▶ THE REQUEST
Count every line of these entries that holds the word "name", and reply with the number only.

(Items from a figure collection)
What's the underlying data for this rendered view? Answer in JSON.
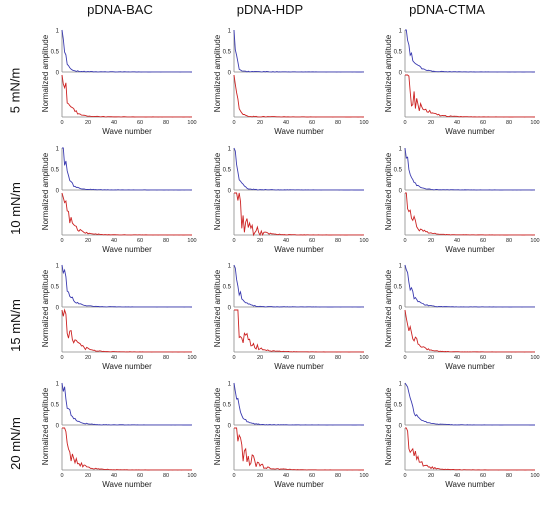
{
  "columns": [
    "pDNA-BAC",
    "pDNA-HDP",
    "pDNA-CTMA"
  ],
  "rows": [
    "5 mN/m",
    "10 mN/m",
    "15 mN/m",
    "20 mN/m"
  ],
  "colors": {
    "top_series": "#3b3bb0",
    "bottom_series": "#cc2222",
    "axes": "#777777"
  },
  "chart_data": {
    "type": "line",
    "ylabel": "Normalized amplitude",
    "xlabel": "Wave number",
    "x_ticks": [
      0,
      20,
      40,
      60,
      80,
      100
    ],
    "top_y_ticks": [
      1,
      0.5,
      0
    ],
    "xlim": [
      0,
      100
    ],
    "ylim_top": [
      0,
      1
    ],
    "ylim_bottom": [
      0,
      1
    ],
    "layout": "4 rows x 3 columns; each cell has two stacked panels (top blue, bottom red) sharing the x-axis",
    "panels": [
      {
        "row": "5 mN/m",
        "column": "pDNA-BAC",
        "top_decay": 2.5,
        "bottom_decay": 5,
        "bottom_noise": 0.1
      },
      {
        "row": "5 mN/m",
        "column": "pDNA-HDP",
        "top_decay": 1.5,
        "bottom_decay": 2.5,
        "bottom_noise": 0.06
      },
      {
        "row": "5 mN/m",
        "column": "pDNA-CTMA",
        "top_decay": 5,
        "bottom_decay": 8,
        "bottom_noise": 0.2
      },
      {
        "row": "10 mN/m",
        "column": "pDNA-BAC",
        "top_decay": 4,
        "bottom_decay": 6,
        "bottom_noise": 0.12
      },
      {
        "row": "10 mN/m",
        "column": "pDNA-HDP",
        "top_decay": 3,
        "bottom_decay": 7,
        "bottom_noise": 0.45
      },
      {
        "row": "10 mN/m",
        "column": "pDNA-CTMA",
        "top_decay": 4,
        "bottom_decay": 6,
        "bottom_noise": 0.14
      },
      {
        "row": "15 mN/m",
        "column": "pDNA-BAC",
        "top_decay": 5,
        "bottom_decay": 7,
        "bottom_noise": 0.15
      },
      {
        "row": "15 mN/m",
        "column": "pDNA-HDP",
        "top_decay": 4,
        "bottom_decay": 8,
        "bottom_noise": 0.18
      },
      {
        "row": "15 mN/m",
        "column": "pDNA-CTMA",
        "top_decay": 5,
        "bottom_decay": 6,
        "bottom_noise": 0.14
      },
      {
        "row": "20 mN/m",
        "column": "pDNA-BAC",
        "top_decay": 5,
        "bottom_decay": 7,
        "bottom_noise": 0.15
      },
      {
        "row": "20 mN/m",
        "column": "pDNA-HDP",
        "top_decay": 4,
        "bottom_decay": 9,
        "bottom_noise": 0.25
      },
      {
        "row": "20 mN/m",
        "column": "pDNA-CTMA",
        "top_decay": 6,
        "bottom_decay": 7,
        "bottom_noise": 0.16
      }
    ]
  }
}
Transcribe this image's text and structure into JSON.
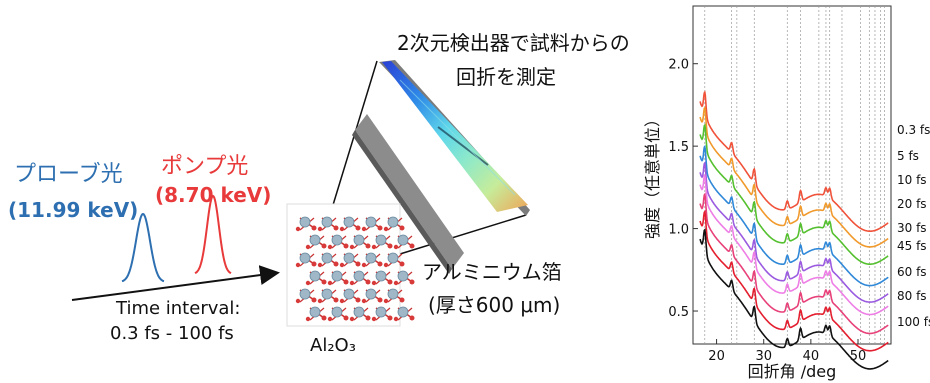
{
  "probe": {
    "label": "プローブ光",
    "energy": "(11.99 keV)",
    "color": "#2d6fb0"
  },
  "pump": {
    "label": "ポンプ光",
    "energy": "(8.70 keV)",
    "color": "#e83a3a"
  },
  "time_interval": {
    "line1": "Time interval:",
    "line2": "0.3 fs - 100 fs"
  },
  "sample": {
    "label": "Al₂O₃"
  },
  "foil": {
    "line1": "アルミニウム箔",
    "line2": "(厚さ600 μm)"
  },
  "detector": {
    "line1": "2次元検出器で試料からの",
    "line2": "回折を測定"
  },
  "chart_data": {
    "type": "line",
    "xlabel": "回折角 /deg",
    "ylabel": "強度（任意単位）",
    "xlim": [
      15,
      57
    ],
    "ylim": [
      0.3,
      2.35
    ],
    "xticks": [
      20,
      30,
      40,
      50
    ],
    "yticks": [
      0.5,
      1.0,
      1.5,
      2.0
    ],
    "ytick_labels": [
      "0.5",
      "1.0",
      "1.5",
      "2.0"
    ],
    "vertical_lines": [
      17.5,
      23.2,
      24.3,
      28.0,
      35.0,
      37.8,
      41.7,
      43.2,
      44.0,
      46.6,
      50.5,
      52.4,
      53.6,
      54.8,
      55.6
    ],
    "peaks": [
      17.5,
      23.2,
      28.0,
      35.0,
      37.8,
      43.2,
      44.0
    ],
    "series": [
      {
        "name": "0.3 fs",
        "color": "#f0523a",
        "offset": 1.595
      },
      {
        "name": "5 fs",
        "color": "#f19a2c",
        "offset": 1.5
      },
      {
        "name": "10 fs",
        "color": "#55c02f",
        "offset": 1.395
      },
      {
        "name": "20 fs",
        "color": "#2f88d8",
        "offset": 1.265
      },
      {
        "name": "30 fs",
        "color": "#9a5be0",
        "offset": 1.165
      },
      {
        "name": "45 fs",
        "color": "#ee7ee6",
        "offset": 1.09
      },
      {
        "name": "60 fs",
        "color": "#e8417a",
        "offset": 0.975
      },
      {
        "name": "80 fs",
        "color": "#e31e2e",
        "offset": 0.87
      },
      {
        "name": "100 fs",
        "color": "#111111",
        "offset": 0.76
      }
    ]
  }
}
--
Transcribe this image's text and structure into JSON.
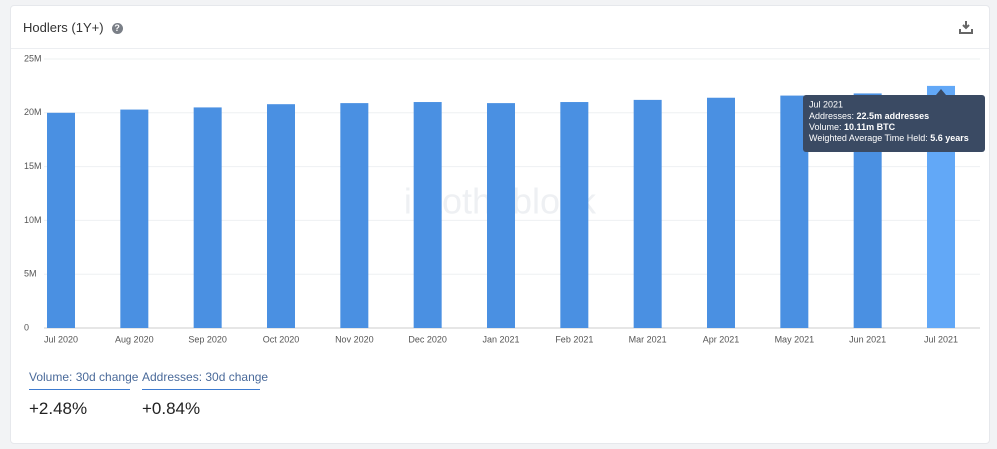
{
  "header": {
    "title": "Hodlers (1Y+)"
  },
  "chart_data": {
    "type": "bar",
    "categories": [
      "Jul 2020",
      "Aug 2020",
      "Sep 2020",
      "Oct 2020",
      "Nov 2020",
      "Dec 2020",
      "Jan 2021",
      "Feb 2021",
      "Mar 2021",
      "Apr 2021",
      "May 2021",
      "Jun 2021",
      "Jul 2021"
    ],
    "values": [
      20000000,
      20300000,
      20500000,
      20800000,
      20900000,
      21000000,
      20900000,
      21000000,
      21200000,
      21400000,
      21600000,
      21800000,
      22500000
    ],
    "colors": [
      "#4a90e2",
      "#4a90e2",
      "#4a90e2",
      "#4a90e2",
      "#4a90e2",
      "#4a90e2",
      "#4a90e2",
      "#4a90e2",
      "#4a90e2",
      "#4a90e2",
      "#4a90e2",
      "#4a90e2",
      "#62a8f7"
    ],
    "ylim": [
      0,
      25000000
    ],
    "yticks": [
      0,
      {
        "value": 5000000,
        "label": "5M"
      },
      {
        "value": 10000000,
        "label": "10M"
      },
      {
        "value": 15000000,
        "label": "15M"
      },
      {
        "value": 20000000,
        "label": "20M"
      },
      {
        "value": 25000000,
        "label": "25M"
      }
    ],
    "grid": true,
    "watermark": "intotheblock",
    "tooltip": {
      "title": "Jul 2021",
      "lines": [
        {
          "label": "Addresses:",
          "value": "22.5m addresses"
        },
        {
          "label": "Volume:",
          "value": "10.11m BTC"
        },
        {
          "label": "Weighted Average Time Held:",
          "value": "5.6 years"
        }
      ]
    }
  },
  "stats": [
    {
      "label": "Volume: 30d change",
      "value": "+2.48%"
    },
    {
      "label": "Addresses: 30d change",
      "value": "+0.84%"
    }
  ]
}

▶ SOLUTION FOR THIS TASK
9